*TASK DESCRIPTION*. Check each line of the listing below for the string "Audio", and copy the ones that have it.

*SUPPLIED INFORMATION*.
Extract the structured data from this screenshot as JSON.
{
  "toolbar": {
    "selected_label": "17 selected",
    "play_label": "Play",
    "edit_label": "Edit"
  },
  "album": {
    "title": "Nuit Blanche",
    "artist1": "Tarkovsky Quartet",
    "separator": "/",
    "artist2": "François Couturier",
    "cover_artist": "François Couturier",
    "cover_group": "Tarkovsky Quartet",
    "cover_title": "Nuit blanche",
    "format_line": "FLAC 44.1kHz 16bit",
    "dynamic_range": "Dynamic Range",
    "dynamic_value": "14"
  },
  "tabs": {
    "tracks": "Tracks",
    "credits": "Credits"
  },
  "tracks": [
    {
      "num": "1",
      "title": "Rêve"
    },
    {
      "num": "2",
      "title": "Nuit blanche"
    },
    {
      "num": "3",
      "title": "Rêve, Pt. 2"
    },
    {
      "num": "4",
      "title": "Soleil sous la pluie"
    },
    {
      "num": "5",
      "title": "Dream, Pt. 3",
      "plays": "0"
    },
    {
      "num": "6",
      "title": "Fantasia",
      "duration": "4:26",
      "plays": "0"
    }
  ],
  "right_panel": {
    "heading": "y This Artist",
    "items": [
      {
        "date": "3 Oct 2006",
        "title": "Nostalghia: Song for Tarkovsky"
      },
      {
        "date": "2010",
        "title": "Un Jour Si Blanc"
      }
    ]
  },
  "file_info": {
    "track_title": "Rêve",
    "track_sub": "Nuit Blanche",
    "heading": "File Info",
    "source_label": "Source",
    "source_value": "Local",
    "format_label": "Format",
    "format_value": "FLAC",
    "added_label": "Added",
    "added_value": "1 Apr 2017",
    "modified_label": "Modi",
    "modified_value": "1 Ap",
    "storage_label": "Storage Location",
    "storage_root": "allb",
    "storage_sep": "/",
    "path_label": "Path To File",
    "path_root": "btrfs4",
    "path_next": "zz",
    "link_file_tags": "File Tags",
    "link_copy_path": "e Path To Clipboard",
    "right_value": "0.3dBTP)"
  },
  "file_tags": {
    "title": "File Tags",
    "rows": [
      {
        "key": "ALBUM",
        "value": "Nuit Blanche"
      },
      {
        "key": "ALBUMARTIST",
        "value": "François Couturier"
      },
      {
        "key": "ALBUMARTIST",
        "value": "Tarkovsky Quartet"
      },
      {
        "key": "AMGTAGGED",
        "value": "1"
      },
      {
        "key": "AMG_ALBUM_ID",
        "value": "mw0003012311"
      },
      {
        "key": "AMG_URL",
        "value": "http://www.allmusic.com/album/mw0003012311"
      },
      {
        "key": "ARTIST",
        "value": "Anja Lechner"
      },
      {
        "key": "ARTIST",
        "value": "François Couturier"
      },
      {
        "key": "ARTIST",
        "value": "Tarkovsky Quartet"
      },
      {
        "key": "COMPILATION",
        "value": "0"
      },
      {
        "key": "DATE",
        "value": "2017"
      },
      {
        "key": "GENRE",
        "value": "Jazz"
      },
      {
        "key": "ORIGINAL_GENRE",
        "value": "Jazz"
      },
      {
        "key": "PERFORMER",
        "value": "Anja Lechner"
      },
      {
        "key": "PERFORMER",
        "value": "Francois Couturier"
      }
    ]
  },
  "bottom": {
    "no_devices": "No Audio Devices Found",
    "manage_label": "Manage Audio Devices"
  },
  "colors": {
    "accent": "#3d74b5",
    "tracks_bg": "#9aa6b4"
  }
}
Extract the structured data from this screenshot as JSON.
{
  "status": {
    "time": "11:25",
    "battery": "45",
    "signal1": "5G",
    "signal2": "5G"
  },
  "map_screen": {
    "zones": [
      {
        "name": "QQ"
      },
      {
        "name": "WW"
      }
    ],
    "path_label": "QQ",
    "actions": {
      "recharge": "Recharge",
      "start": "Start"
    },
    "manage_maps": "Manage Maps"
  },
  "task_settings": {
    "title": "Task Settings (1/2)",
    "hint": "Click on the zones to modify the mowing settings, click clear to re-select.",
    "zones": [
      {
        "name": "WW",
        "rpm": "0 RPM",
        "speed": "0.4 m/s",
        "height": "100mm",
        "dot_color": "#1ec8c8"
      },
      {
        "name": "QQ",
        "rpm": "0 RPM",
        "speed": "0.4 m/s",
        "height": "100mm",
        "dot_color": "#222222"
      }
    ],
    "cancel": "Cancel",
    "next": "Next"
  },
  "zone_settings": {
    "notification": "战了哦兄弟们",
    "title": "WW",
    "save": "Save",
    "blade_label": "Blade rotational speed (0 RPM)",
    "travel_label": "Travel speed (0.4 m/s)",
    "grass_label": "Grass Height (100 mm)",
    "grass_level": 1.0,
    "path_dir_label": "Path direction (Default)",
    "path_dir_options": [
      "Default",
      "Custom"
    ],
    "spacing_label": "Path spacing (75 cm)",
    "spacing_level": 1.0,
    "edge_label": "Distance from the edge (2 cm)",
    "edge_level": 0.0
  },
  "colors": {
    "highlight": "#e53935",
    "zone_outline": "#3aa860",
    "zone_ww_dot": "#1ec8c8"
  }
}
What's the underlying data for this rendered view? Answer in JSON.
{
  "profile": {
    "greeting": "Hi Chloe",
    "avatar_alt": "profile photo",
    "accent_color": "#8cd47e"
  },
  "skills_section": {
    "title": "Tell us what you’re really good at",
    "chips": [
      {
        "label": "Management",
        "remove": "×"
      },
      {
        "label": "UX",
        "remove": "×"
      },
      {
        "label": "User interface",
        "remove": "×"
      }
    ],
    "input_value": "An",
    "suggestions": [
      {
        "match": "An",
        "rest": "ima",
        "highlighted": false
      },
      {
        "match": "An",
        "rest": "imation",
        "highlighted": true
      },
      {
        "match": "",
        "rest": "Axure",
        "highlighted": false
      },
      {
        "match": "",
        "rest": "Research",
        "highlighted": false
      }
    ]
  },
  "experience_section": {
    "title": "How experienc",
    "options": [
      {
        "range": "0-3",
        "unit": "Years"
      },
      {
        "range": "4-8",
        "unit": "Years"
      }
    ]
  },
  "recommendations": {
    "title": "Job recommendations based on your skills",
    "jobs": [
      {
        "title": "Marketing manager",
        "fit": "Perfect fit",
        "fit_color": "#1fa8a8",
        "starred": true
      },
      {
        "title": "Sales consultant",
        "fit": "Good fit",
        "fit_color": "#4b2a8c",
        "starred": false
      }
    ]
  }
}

*FULL RESPONSE*.
    "no_devices": "No Audio Devices Found",
    "manage_label": "Manage Audio Devices"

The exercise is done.